EXERCISE DESCRIPTION
Review the material and extract every line in which the word "internacional" occurs.
BEGIN RECORDS PROVIDED
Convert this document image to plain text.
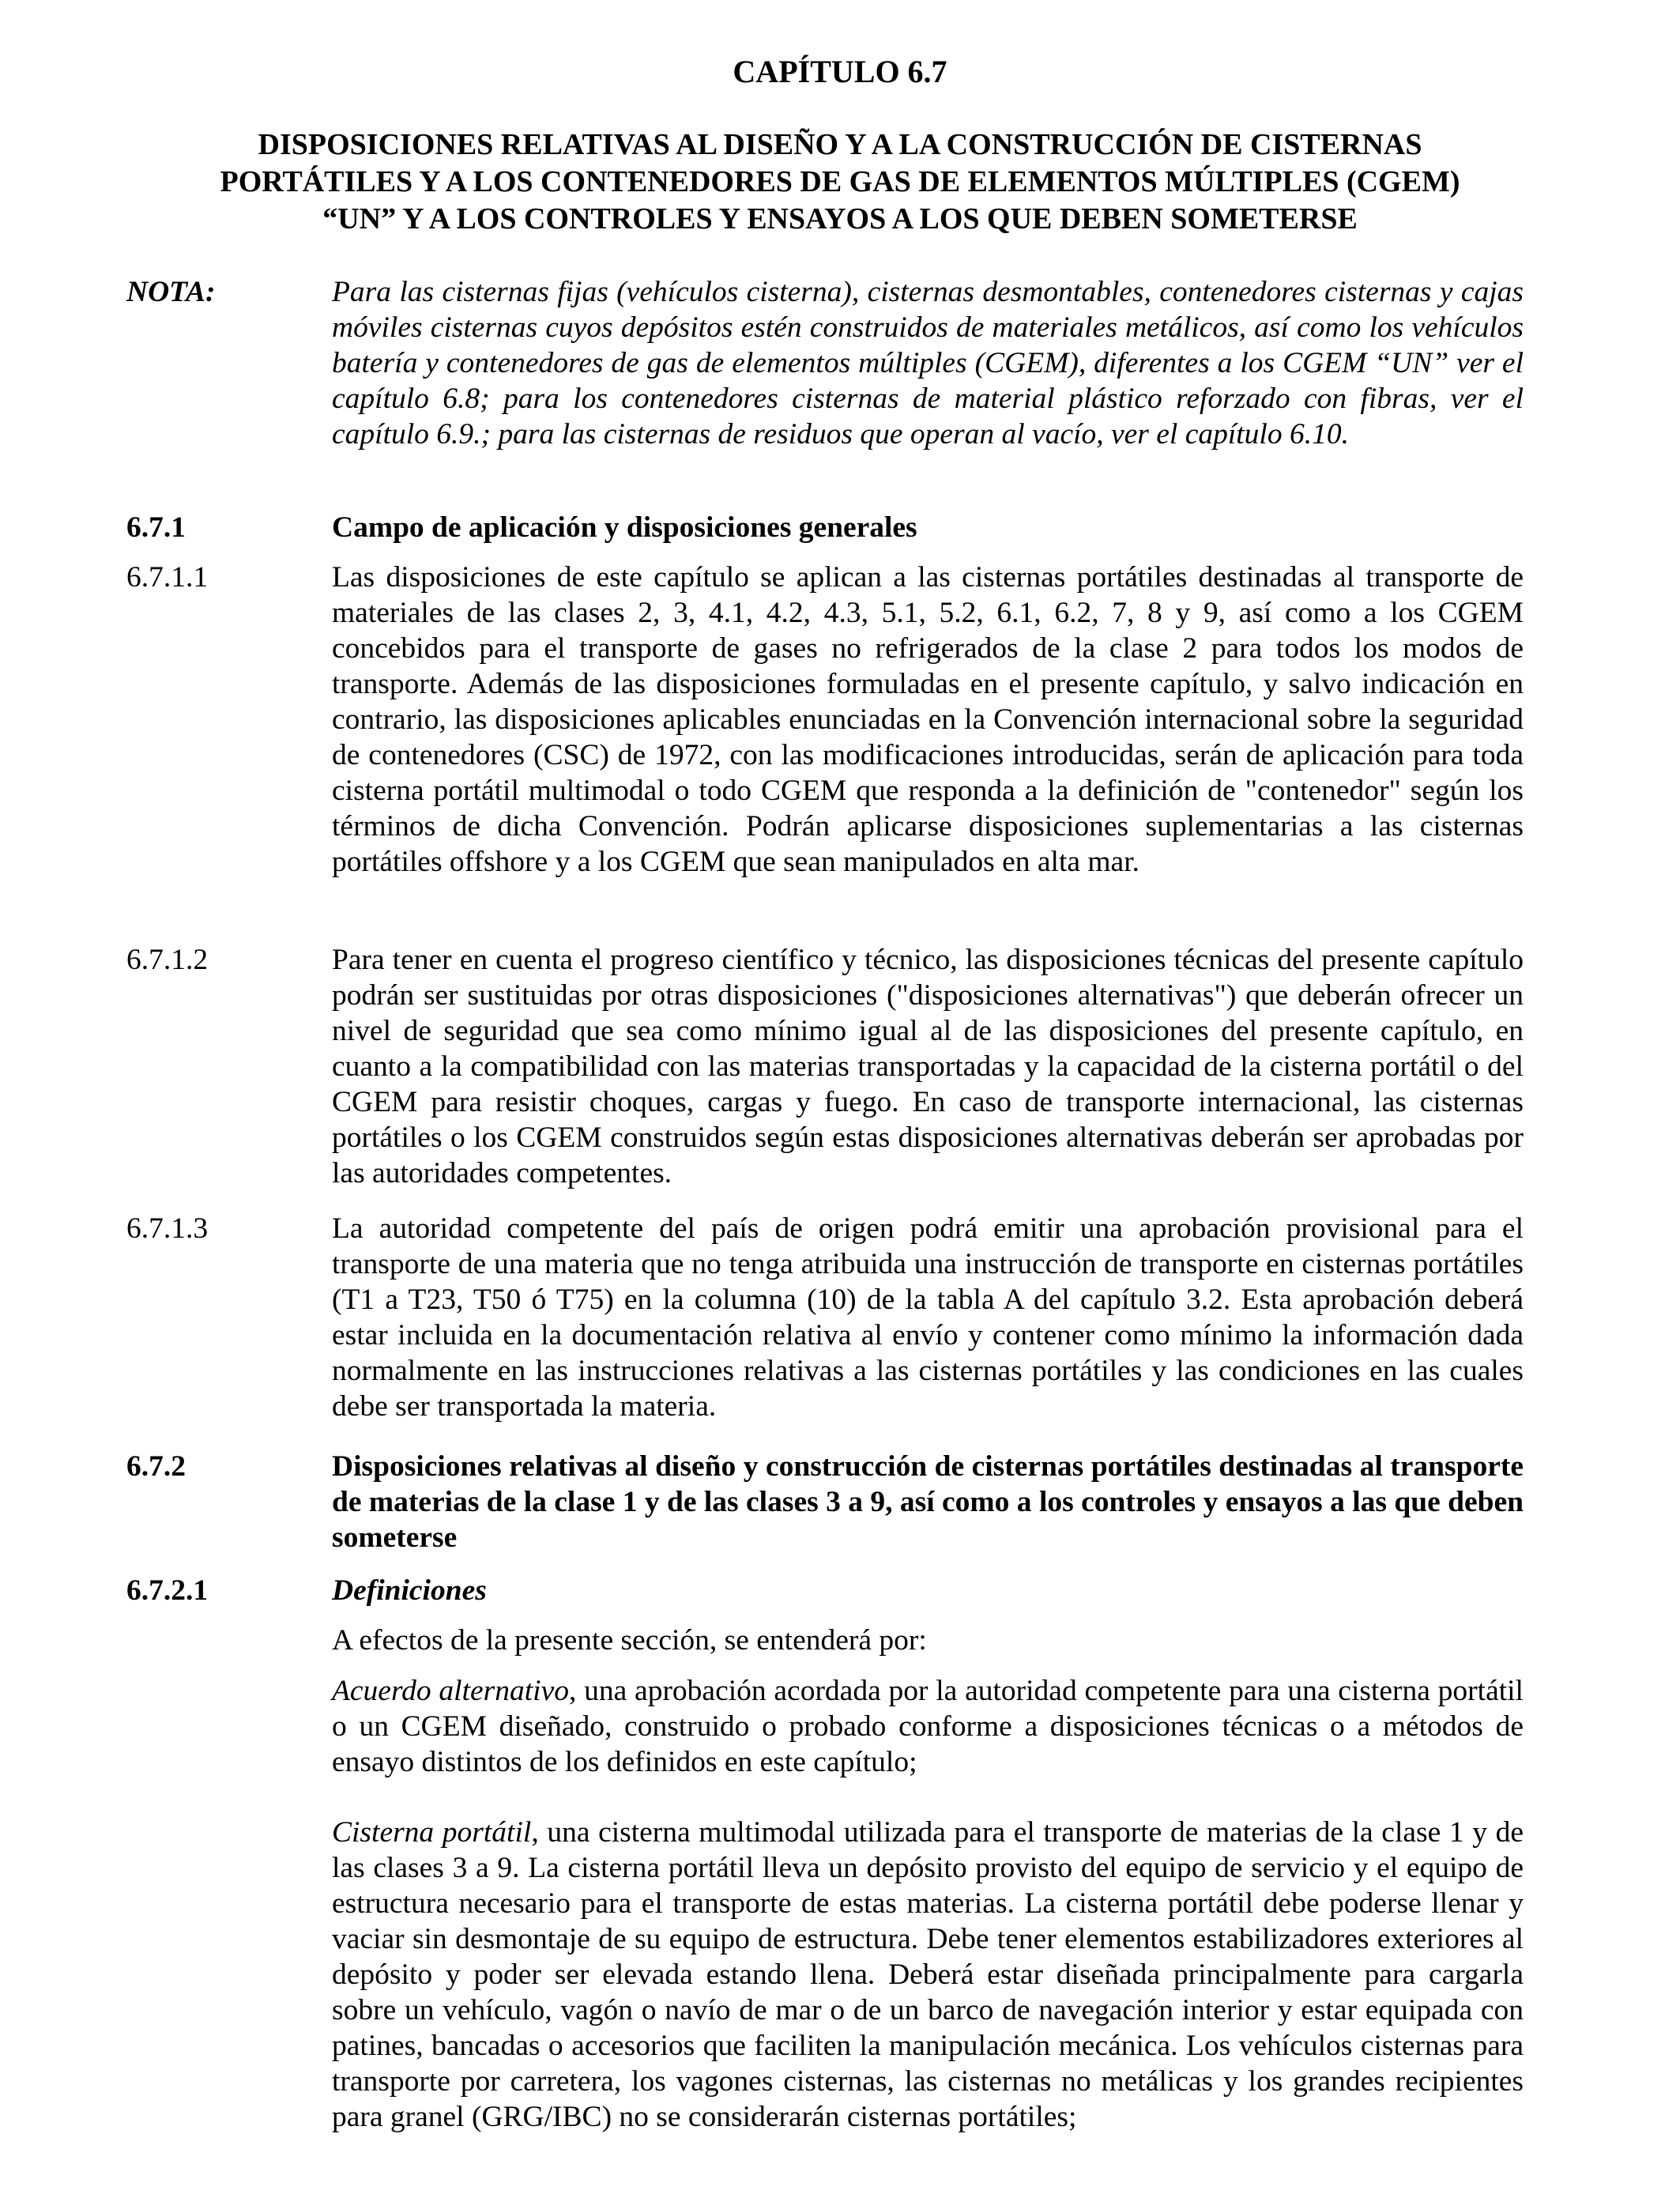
CAPÍTULO 6.7
DISPOSICIONES RELATIVAS AL DISEÑO Y A LA CONSTRUCCIÓN DE CISTERNAS
PORTÁTILES Y A LOS CONTENEDORES DE GAS DE ELEMENTOS MÚLTIPLES (CGEM)
“UN” Y A LOS CONTROLES Y ENSAYOS A LOS QUE DEBEN SOMETERSE
NOTA:	Para las cisternas fijas (vehículos cisterna), cisternas desmontables, contenedores cisternas y cajas móviles cisternas cuyos depósitos estén construidos de materiales metálicos, así como los vehículos batería y contenedores de gas de elementos múltiples (CGEM), diferentes a los CGEM “UN” ver el capítulo 6.8; para los contenedores cisternas de material plástico reforzado con fibras, ver el capítulo 6.9.; para las cisternas de residuos que operan al vacío, ver el capítulo 6.10.
6.7.1	Campo de aplicación y disposiciones generales
6.7.1.1	Las disposiciones de este capítulo se aplican a las cisternas portátiles destinadas al transporte de materiales de las clases 2, 3, 4.1, 4.2, 4.3, 5.1, 5.2, 6.1, 6.2, 7, 8 y 9, así como a los CGEM concebidos para el transporte de gases no refrigerados de la clase 2 para todos los modos de transporte. Además de las disposiciones formuladas en el presente capítulo, y salvo indicación en contrario, las disposiciones aplicables enunciadas en la Convención internacional sobre la seguridad de contenedores (CSC) de 1972, con las modificaciones introducidas, serán de aplicación para toda cisterna portátil multimodal o todo CGEM que responda a la definición de "contenedor" según los términos de dicha Convención. Podrán aplicarse disposiciones suplementarias a las cisternas portátiles offshore y a los CGEM que sean manipulados en alta mar.
6.7.1.2	Para tener en cuenta el progreso científico y técnico, las disposiciones técnicas del presente capítulo podrán ser sustituidas por otras disposiciones ("disposiciones alternativas") que deberán ofrecer un nivel de seguridad que sea como mínimo igual al de las disposiciones del presente capítulo, en cuanto a la compatibilidad con las materias transportadas y la capacidad de la cisterna portátil o del CGEM para resistir choques, cargas y fuego. En caso de transporte internacional, las cisternas portátiles o los CGEM construidos según estas disposiciones alternativas deberán ser aprobadas por las autoridades competentes.
6.7.1.3	La autoridad competente del país de origen podrá emitir una aprobación provisional para el transporte de una materia que no tenga atribuida una instrucción de transporte en cisternas portátiles (T1 a T23, T50 ó T75) en la columna (10) de la tabla A del capítulo 3.2. Esta aprobación deberá estar incluida en la documentación relativa al envío y contener como mínimo la información dada normalmente en las instrucciones relativas a las cisternas portátiles y las condiciones en las cuales debe ser transportada la materia.
6.7.2	Disposiciones relativas al diseño y construcción de cisternas portátiles destinadas al transporte de materias de la clase 1 y de las clases 3 a 9, así como a los controles y ensayos a las que deben someterse
6.7.2.1	Definiciones
A efectos de la presente sección, se entenderá por:

Acuerdo alternativo, una aprobación acordada por la autoridad competente para una cisterna portátil o un CGEM diseñado, construido o probado conforme a disposiciones técnicas o a métodos de ensayo distintos de los definidos en este capítulo;

Cisterna portátil, una cisterna multimodal utilizada para el transporte de materias de la clase 1 y de las clases 3 a 9. La cisterna portátil lleva un depósito provisto del equipo de servicio y el equipo de estructura necesario para el transporte de estas materias. La cisterna portátil debe poderse llenar y vaciar sin desmontaje de su equipo de estructura. Debe tener elementos estabilizadores exteriores al depósito y poder ser elevada estando llena. Deberá estar diseñada principalmente para cargarla sobre un vehículo, vagón o navío de mar o de un barco de navegación interior y estar equipada con patines, bancadas o accesorios que faciliten la manipulación mecánica. Los vehículos cisternas para transporte por carretera, los vagones cisternas, las cisternas no metálicas y los grandes recipientes para granel (GRG/IBC) no se considerarán cisternas portátiles;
END RECORDS PROVIDED
RESPONSE TO THIS TASK
6.7.1.1	Las disposiciones de este capítulo se aplican a las cisternas portátiles destinadas al transporte de materiales de las clases 2, 3, 4.1, 4.2, 4.3, 5.1, 5.2, 6.1, 6.2, 7, 8 y 9, así como a los CGEM concebidos para el transporte de gases no refrigerados de la clase 2 para todos los modos de transporte. Además de las disposiciones formuladas en el presente capítulo, y salvo indicación en contrario, las disposiciones aplicables enunciadas en la Convención internacional sobre la seguridad de contenedores (CSC) de 1972, con las modificaciones introducidas, serán de aplicación para toda cisterna portátil multimodal o todo CGEM que responda a la definición de "contenedor" según los términos de dicha Convención. Podrán aplicarse disposiciones suplementarias a las cisternas portátiles offshore y a los CGEM que sean manipulados en alta mar.
6.7.1.2	Para tener en cuenta el progreso científico y técnico, las disposiciones técnicas del presente capítulo podrán ser sustituidas por otras disposiciones ("disposiciones alternativas") que deberán ofrecer un nivel de seguridad que sea como mínimo igual al de las disposiciones del presente capítulo, en cuanto a la compatibilidad con las materias transportadas y la capacidad de la cisterna portátil o del CGEM para resistir choques, cargas y fuego. En caso de transporte internacional, las cisternas portátiles o los CGEM construidos según estas disposiciones alternativas deberán ser aprobadas por las autoridades competentes.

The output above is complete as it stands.